Repeat the material exactly as it appears.

Source records:
● ● ● ● ● ● ●
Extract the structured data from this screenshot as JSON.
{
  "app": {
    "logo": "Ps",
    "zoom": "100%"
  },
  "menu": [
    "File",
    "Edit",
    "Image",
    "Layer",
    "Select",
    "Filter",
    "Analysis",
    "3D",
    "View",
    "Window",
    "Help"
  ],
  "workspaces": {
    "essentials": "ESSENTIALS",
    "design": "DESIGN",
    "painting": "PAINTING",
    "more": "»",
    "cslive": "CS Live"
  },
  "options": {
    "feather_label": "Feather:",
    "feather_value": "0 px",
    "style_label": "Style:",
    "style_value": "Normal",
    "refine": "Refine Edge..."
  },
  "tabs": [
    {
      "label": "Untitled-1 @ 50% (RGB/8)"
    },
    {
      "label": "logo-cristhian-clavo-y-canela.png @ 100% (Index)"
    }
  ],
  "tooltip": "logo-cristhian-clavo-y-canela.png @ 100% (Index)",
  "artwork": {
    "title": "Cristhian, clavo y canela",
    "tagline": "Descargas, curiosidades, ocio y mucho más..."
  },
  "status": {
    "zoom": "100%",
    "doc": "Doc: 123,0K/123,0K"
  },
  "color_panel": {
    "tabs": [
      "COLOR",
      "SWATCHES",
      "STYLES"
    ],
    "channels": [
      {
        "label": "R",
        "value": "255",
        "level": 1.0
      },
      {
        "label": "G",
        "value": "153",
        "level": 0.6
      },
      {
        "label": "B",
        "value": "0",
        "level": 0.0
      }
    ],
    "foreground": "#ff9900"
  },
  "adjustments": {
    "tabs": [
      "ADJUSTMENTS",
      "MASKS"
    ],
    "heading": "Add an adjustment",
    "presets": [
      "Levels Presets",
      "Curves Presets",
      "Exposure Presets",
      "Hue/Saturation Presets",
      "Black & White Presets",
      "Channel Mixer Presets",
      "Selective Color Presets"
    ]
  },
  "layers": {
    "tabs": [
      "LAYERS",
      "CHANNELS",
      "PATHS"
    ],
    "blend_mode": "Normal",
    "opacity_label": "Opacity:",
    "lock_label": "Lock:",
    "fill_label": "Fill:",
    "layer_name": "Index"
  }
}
● ● ● ● ● ● ●
COMPLETED EXERCISE:
Extract the structured data from this screenshot as JSON.
{
  "app": {
    "logo": "Ps",
    "zoom": "100%"
  },
  "menu": [
    "File",
    "Edit",
    "Image",
    "Layer",
    "Select",
    "Filter",
    "Analysis",
    "3D",
    "View",
    "Window",
    "Help"
  ],
  "workspaces": {
    "essentials": "ESSENTIALS",
    "design": "DESIGN",
    "painting": "PAINTING",
    "more": "»",
    "cslive": "CS Live"
  },
  "options": {
    "feather_label": "Feather:",
    "feather_value": "0 px",
    "style_label": "Style:",
    "style_value": "Normal",
    "refine": "Refine Edge..."
  },
  "tabs": [
    {
      "label": "Untitled-1 @ 50% (RGB/8)"
    },
    {
      "label": "logo-cristhian-clavo-y-canela.png @ 100% (Index)"
    }
  ],
  "tooltip": "logo-cristhian-clavo-y-canela.png @ 100% (Index)",
  "artwork": {
    "title": "Cristhian, clavo y canela",
    "tagline": "Descargas, curiosidades, ocio y mucho más..."
  },
  "status": {
    "zoom": "100%",
    "doc": "Doc: 123,0K/123,0K"
  },
  "color_panel": {
    "tabs": [
      "COLOR",
      "SWATCHES",
      "STYLES"
    ],
    "channels": [
      {
        "label": "R",
        "value": "255",
        "level": 1.0
      },
      {
        "label": "G",
        "value": "153",
        "level": 0.6
      },
      {
        "label": "B",
        "value": "0",
        "level": 0.0
      }
    ],
    "foreground": "#ff9900"
  },
  "adjustments": {
    "tabs": [
      "ADJUSTMENTS",
      "MASKS"
    ],
    "heading": "Add an adjustment",
    "presets": [
      "Levels Presets",
      "Curves Presets",
      "Exposure Presets",
      "Hue/Saturation Presets",
      "Black & White Presets",
      "Channel Mixer Presets",
      "Selective Color Presets"
    ]
  },
  "layers": {
    "tabs": [
      "LAYERS",
      "CHANNELS",
      "PATHS"
    ],
    "blend_mode": "Normal",
    "opacity_label": "Opacity:",
    "lock_label": "Lock:",
    "fill_label": "Fill:",
    "layer_name": "Index"
  }
}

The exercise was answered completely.